Report how many lines of the listing below include the word "CHAPTER". Give nothing but the number.

**RECORDS**
━━━━━━━━━━━━━━━━━━━━

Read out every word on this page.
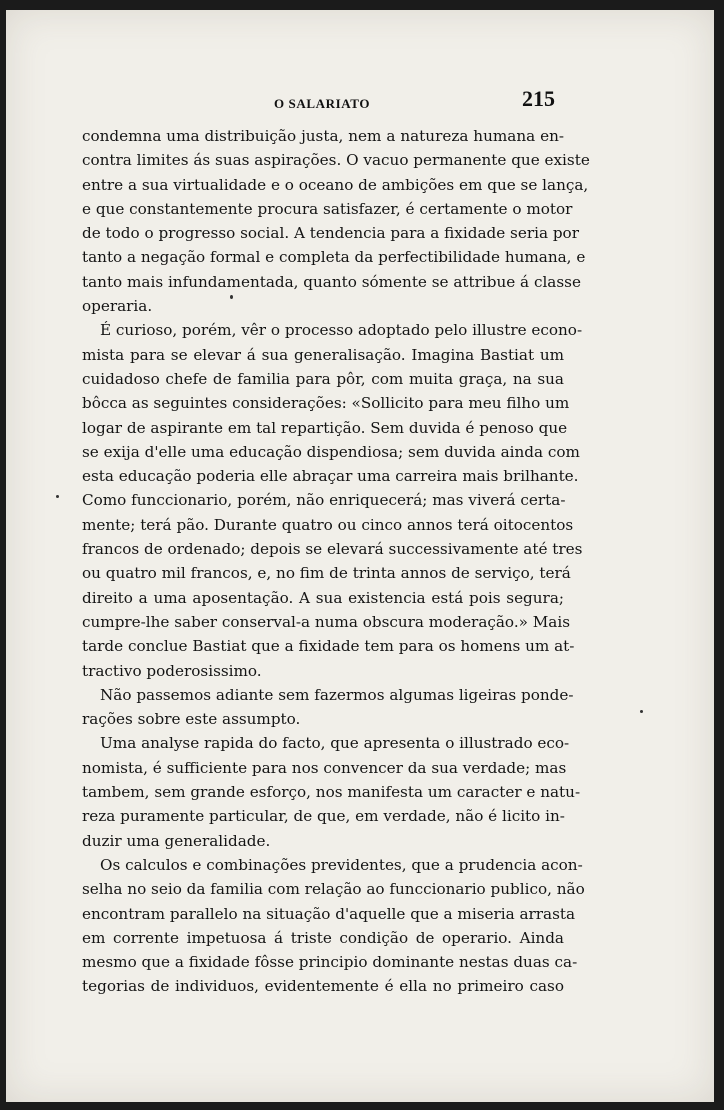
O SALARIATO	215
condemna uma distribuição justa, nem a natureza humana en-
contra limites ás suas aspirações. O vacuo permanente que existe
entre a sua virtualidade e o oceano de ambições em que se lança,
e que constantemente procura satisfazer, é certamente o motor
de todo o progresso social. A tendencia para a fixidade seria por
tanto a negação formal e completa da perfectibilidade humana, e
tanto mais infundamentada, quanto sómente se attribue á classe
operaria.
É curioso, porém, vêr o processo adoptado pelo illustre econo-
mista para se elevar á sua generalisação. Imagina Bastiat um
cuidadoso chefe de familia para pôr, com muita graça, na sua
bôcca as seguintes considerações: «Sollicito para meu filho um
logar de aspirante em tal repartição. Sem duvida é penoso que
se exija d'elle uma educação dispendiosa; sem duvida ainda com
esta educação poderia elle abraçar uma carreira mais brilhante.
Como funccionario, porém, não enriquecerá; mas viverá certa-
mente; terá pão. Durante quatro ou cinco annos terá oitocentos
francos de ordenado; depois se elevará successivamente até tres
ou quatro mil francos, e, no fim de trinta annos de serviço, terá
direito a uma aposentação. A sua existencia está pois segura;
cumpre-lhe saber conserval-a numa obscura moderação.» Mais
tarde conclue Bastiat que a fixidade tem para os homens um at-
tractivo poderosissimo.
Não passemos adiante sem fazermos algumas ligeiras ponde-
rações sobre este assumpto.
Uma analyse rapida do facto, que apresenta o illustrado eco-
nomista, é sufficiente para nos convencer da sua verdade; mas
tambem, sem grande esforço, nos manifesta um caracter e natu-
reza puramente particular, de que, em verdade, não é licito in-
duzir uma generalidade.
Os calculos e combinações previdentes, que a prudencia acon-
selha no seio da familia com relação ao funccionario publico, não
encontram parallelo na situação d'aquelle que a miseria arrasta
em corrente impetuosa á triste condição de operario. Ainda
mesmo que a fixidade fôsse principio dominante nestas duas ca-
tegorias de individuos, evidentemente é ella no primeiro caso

━━━━━━━━━━━━━━━━━━━━

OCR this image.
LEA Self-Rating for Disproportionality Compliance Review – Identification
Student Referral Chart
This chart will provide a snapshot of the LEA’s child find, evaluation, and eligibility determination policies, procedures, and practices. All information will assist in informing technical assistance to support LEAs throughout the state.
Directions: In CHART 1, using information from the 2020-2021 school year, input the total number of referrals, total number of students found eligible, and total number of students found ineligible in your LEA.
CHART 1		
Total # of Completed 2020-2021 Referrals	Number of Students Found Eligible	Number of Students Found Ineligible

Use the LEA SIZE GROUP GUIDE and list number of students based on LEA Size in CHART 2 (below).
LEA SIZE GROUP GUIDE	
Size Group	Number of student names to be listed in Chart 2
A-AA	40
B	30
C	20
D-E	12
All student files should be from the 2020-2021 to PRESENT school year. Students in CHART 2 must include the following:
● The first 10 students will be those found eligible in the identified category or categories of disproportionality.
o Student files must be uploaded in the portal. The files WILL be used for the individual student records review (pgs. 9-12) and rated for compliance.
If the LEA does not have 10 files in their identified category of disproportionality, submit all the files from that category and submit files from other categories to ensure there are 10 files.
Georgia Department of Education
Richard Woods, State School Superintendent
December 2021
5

━━━━━━━━━━━━━━━━━━━━

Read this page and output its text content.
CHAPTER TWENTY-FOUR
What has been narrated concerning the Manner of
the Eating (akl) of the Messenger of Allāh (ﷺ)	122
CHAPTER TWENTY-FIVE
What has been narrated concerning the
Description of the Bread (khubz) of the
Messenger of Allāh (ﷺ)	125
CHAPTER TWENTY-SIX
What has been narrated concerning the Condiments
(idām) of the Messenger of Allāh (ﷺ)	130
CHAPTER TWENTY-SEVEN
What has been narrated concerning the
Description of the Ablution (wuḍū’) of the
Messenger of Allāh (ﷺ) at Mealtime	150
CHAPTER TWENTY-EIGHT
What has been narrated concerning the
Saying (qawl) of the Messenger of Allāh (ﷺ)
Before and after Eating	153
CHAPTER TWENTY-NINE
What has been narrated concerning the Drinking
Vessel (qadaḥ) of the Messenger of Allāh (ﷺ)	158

━━━━━━━━━━━━━━━━━━━━

**EXERCISE RESPONSE**
6